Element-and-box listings

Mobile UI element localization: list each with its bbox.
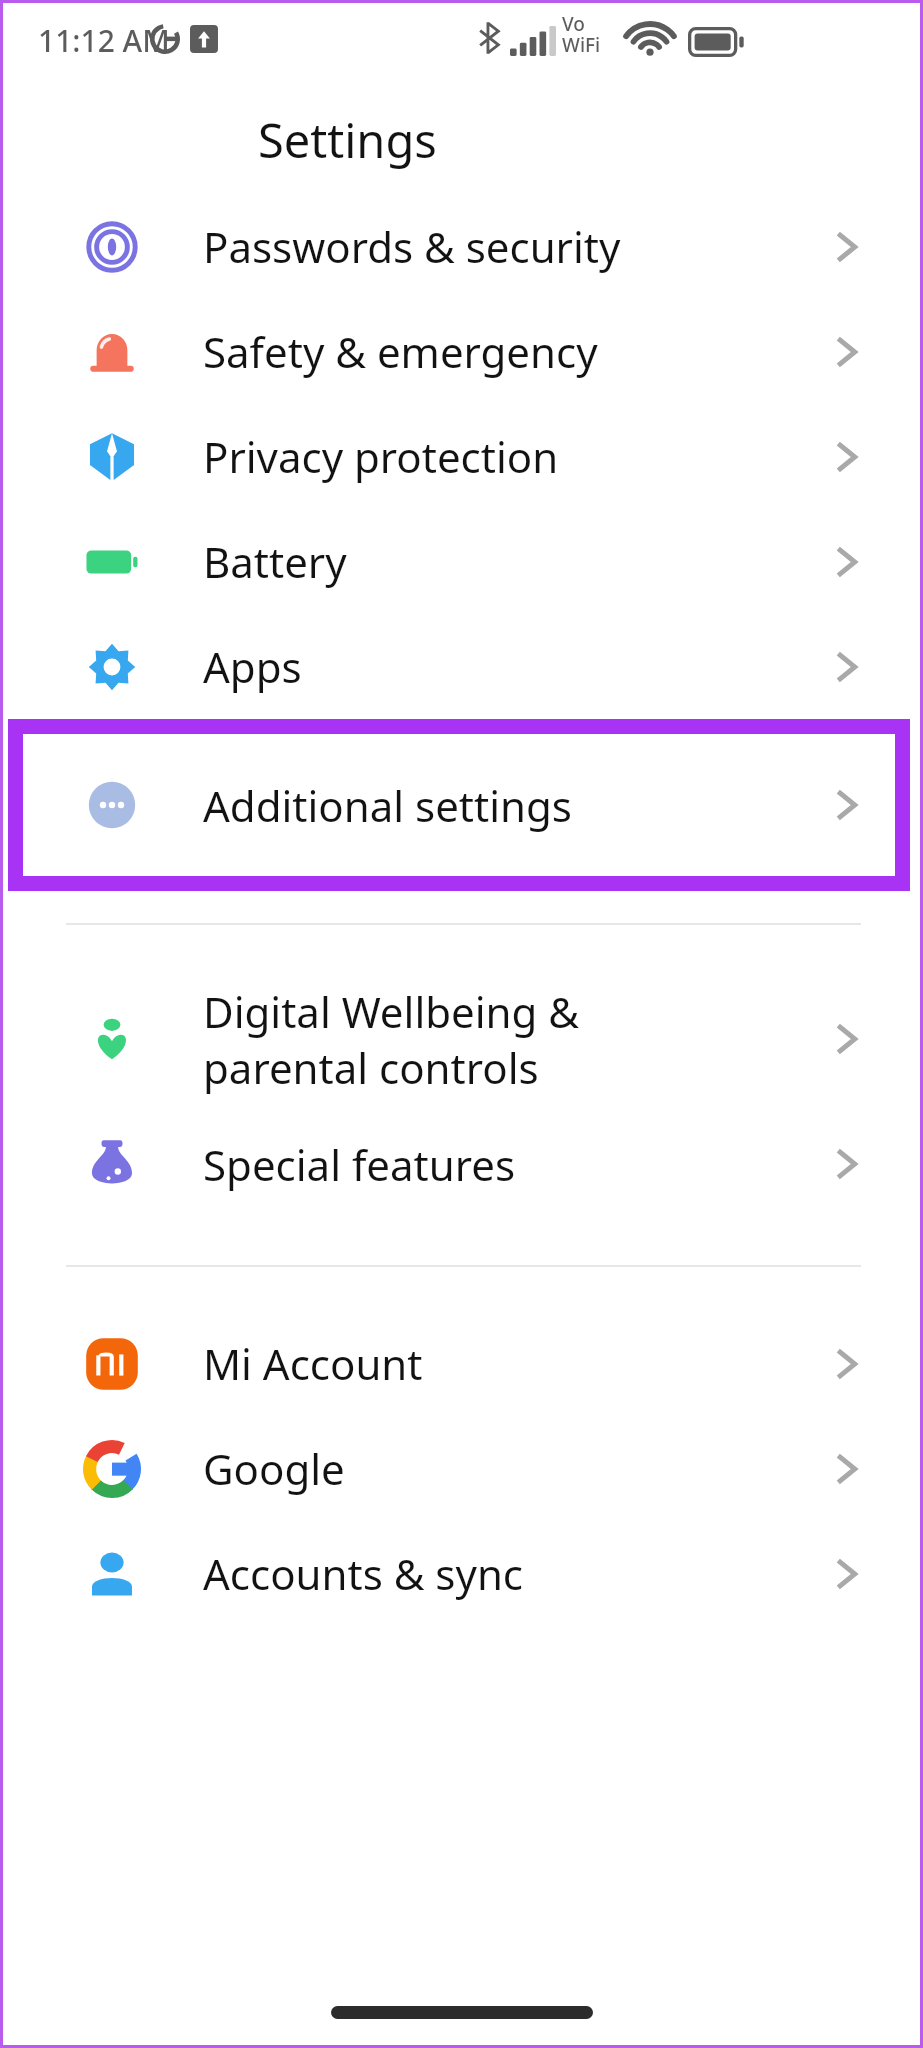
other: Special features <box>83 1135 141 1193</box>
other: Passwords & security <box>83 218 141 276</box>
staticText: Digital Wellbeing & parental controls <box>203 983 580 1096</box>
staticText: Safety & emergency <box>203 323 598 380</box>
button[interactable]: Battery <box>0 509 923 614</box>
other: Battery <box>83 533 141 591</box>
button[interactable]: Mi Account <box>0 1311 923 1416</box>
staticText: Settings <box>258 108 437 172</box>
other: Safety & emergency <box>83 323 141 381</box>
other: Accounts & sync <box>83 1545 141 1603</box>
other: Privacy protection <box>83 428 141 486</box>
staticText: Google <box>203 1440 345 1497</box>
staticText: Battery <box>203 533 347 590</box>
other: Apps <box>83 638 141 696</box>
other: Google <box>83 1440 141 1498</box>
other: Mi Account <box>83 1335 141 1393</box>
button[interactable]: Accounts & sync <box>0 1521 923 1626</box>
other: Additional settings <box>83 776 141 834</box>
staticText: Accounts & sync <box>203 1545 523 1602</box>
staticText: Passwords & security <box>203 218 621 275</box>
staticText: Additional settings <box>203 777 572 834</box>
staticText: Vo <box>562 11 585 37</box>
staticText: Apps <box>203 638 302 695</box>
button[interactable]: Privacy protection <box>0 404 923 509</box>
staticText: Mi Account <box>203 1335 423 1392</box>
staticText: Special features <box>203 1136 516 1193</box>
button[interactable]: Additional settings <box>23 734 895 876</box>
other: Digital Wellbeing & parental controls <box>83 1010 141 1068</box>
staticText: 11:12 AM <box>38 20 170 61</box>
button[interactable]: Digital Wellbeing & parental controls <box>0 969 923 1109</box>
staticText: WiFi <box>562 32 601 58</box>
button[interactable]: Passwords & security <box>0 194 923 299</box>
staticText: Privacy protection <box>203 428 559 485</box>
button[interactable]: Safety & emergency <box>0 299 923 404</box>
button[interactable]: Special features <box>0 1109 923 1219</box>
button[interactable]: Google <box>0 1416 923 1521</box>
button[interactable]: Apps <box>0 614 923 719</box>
--
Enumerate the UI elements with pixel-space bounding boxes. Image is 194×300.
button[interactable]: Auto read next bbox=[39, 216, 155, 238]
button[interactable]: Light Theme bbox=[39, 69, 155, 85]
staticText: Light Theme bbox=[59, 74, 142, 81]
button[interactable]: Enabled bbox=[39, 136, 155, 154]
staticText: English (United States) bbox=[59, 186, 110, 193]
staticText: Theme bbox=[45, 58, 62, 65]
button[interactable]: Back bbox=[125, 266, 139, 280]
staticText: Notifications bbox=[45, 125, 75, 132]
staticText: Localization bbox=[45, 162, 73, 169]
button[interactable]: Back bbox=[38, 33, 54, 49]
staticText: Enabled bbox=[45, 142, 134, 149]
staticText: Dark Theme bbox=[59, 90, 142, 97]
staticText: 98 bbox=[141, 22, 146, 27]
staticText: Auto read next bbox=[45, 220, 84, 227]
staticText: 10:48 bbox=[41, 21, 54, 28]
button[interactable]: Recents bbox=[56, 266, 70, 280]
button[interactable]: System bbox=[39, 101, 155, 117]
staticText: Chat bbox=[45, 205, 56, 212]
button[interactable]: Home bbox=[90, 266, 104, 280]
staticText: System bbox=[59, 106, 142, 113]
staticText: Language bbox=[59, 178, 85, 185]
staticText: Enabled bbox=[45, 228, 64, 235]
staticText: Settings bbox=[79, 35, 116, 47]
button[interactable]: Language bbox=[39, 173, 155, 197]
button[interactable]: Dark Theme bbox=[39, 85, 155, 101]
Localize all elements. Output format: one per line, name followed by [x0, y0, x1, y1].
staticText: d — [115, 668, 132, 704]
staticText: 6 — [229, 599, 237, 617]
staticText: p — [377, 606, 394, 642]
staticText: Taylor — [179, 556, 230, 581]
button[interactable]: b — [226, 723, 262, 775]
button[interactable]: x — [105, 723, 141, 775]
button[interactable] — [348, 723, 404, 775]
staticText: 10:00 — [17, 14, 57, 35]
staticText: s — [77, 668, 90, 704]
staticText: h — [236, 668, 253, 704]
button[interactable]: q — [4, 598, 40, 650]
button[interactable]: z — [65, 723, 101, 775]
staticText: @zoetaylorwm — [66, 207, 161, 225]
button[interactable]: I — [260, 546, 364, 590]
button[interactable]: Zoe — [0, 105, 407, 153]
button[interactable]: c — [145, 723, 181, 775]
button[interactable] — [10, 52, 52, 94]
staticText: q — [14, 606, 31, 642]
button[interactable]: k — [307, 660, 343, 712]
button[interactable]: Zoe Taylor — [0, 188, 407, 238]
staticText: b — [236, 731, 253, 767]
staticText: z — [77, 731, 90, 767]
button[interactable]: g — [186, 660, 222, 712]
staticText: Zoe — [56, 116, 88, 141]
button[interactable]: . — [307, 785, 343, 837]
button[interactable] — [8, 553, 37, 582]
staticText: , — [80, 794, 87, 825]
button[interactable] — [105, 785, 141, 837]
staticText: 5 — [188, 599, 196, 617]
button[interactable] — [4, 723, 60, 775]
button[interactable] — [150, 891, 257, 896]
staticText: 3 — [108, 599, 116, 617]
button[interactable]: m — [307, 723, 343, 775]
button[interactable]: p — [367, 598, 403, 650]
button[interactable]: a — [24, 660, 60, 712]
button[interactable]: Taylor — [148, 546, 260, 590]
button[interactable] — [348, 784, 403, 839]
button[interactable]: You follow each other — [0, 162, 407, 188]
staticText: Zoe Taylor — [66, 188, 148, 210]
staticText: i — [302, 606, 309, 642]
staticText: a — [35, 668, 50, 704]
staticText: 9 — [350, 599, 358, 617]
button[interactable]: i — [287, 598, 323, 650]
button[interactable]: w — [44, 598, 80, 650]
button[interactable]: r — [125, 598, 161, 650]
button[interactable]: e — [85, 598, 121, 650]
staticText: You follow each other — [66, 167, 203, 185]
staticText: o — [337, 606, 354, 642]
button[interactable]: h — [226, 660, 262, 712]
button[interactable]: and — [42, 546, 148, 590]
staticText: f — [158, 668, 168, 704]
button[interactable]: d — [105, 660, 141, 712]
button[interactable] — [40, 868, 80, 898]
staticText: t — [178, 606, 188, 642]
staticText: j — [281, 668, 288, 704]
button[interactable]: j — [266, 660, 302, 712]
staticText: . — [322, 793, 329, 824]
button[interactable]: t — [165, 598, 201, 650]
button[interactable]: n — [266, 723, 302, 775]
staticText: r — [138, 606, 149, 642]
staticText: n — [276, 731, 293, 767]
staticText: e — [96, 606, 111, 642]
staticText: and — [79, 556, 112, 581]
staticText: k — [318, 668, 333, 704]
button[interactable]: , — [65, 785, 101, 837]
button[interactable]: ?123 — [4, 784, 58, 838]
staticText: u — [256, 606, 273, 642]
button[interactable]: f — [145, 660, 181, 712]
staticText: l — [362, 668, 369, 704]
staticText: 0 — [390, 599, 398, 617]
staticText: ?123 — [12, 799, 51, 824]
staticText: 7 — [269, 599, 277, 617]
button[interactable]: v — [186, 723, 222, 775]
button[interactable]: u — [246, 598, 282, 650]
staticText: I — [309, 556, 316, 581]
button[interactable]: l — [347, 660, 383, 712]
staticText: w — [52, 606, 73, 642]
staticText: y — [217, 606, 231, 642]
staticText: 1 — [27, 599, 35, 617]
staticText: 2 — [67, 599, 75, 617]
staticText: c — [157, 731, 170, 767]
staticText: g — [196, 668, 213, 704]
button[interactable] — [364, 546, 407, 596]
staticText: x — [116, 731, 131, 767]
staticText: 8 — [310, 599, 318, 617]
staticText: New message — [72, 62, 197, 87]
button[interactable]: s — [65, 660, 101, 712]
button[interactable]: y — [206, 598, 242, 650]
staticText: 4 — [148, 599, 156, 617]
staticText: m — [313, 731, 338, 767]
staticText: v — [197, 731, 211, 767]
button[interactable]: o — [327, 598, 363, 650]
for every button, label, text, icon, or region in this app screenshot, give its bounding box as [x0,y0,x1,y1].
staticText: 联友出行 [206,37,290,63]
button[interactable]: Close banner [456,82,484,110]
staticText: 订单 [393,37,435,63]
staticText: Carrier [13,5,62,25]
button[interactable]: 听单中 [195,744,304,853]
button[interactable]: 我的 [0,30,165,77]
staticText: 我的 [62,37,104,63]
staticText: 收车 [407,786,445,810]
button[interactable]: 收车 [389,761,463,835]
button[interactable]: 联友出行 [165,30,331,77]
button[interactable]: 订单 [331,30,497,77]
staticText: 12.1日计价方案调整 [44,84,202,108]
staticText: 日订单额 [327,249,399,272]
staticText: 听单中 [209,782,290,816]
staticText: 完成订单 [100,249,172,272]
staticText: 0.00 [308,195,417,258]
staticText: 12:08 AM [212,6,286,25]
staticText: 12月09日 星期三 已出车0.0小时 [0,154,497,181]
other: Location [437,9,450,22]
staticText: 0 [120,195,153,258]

_SHORT TASK_. Lay out the lines of the entries as a JSON list of strings, one string per line, starting at the line that contains "Enumerate the UI" and ending at the line that contains "staticText: English (United", with both of those lines included and no others.

_WORKED SOLUTION_.
[
  "Enumerate the UI elements with pixel-space bounding boxes. Image is 194×300.",
  "button[interactable]: Auto read next bbox=[39, 216, 155, 238]",
  "button[interactable]: Light Theme bbox=[39, 69, 155, 85]",
  "staticText: Light Theme bbox=[59, 74, 142, 81]",
  "button[interactable]: Enabled bbox=[39, 136, 155, 154]",
  "staticText: English (United States) bbox=[59, 186, 110, 193]"
]